SOURCE DATA

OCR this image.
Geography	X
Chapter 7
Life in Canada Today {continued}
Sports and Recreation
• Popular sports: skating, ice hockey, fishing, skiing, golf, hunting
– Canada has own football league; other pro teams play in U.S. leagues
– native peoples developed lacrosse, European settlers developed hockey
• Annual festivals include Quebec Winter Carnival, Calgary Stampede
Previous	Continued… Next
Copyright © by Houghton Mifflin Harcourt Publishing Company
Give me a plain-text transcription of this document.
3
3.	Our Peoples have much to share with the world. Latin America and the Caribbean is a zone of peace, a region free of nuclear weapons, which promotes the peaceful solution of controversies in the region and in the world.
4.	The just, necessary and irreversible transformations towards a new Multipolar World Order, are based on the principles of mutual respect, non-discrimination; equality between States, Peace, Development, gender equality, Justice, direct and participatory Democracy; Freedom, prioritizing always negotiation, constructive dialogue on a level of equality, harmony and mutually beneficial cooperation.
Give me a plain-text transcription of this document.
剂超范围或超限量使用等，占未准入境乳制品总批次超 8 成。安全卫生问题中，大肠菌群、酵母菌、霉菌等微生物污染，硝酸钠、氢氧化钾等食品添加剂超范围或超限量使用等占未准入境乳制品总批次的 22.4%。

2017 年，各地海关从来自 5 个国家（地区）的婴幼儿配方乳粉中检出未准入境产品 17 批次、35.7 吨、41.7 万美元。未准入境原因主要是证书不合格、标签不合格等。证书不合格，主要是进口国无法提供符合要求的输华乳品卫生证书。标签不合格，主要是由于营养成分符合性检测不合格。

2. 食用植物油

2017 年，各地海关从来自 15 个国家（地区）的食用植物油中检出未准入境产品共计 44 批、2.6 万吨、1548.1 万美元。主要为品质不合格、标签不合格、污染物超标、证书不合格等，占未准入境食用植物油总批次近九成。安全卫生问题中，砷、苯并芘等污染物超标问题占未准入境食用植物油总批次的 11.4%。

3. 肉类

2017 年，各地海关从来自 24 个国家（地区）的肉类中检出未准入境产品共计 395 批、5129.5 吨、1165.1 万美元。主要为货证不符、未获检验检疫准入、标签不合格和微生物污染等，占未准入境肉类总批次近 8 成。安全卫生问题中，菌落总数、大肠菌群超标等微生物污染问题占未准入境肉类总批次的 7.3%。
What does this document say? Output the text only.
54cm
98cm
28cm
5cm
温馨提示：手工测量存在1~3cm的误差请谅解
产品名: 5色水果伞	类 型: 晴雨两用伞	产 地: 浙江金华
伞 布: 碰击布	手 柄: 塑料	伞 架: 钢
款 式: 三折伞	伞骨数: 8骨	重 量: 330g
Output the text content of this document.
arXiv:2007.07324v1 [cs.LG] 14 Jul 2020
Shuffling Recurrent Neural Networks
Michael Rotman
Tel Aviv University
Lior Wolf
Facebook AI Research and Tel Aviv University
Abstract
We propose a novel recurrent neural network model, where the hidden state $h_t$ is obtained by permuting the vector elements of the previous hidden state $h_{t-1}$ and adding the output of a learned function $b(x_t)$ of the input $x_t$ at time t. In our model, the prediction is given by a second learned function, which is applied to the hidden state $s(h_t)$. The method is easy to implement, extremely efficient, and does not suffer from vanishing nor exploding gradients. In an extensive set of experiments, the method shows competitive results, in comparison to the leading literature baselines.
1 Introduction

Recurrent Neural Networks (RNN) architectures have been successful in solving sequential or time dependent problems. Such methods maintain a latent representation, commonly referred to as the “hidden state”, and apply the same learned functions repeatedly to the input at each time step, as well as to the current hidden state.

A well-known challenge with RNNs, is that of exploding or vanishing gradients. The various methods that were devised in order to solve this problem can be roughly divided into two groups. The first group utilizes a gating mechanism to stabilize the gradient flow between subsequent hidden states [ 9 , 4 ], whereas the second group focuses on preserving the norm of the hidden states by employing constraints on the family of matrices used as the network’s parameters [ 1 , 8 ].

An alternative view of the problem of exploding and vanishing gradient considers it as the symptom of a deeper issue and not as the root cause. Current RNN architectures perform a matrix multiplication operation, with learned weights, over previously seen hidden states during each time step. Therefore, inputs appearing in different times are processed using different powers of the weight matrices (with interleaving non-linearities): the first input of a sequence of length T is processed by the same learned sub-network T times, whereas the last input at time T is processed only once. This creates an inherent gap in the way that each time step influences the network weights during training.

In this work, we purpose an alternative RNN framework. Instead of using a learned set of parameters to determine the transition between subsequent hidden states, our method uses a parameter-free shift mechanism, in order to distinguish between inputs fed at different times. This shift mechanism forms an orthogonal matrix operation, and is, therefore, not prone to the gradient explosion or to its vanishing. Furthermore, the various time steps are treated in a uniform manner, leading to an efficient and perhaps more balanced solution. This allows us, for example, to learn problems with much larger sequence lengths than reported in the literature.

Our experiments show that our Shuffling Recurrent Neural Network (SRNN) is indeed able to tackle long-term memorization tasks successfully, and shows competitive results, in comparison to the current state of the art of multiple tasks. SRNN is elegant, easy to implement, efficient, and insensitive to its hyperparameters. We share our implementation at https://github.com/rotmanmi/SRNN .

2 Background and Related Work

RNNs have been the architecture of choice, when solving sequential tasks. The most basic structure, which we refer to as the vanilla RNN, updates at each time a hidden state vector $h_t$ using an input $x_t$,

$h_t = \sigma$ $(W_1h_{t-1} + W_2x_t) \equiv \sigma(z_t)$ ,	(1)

INSTRUCTIONS FOR THE TASK
Collect each line holding the string "vector".

ANSWER TO THIS PROBLEM
We propose a novel recurrent neural network model, where the hidden state $h_t$ is obtained by permuting the vector elements of the previous hidden state $h_{t-1}$ and adding the output of a learned function $b(x_t)$ of the input $x_t$ at time t. In our model, the prediction is given by a second learned function, which is applied to the hidden state $s(h_t)$. The method is easy to implement, extremely efficient, and does not suffer from vanishing nor exploding gradients. In an extensive set of experiments, the method shows competitive results, in comparison to the leading literature baselines.
RNNs have been the architecture of choice, when solving sequential tasks. The most basic structure, which we refer to as the vanilla RNN, updates at each time a hidden state vector $h_t$ using an input $x_t$,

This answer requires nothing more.